## WHAT IS ASKED
Reproduce all records verbatim.

## WORKING DATA
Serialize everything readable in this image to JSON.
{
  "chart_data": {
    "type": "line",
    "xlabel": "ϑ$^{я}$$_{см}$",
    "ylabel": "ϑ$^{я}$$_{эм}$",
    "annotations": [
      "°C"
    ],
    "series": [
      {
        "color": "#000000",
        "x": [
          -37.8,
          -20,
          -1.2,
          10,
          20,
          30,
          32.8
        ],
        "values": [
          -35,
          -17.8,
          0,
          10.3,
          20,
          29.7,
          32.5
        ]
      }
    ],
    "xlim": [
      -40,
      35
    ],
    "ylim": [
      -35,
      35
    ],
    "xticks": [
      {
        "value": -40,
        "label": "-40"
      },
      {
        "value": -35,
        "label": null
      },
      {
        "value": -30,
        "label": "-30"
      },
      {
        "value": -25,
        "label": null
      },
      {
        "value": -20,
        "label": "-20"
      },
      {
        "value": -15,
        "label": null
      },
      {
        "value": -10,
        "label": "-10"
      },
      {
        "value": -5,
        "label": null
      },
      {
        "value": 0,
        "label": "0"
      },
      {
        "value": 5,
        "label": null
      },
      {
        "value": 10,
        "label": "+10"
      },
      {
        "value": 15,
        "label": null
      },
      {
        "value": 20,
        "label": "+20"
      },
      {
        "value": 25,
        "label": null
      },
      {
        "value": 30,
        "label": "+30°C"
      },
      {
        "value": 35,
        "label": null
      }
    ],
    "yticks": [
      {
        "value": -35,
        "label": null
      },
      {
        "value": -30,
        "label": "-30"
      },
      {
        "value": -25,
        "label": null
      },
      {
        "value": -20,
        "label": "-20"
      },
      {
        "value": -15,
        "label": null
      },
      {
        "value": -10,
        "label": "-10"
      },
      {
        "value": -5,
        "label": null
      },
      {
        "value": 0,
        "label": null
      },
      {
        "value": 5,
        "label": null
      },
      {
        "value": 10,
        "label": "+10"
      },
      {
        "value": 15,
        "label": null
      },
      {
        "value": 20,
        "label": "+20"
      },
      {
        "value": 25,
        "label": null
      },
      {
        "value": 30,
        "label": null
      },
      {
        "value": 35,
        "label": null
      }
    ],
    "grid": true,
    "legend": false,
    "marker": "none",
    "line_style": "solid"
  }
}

## THE RESPONSE
Serialize everything readable in this image to JSON.
{
  "chart_data": {
    "type": "line",
    "xlabel": "ϑ$^{я}$$_{см}$",
    "ylabel": "ϑ$^{я}$$_{эм}$",
    "annotations": [
      "°C"
    ],
    "series": [
      {
        "color": "#000000",
        "x": [
          -37.8,
          -20,
          -1.2,
          10,
          20,
          30,
          32.8
        ],
        "values": [
          -35,
          -17.8,
          0,
          10.3,
          20,
          29.7,
          32.5
        ]
      }
    ],
    "xlim": [
      -40,
      35
    ],
    "ylim": [
      -35,
      35
    ],
    "xticks": [
      {
        "value": -40,
        "label": "-40"
      },
      {
        "value": -35,
        "label": null
      },
      {
        "value": -30,
        "label": "-30"
      },
      {
        "value": -25,
        "label": null
      },
      {
        "value": -20,
        "label": "-20"
      },
      {
        "value": -15,
        "label": null
      },
      {
        "value": -10,
        "label": "-10"
      },
      {
        "value": -5,
        "label": null
      },
      {
        "value": 0,
        "label": "0"
      },
      {
        "value": 5,
        "label": null
      },
      {
        "value": 10,
        "label": "+10"
      },
      {
        "value": 15,
        "label": null
      },
      {
        "value": 20,
        "label": "+20"
      },
      {
        "value": 25,
        "label": null
      },
      {
        "value": 30,
        "label": "+30°C"
      },
      {
        "value": 35,
        "label": null
      }
    ],
    "yticks": [
      {
        "value": -35,
        "label": null
      },
      {
        "value": -30,
        "label": "-30"
      },
      {
        "value": -25,
        "label": null
      },
      {
        "value": -20,
        "label": "-20"
      },
      {
        "value": -15,
        "label": null
      },
      {
        "value": -10,
        "label": "-10"
      },
      {
        "value": -5,
        "label": null
      },
      {
        "value": 0,
        "label": null
      },
      {
        "value": 5,
        "label": null
      },
      {
        "value": 10,
        "label": "+10"
      },
      {
        "value": 15,
        "label": null
      },
      {
        "value": 20,
        "label": "+20"
      },
      {
        "value": 25,
        "label": null
      },
      {
        "value": 30,
        "label": null
      },
      {
        "value": 35,
        "label": null
      }
    ],
    "grid": true,
    "legend": false,
    "marker": "none",
    "line_style": "solid"
  }
}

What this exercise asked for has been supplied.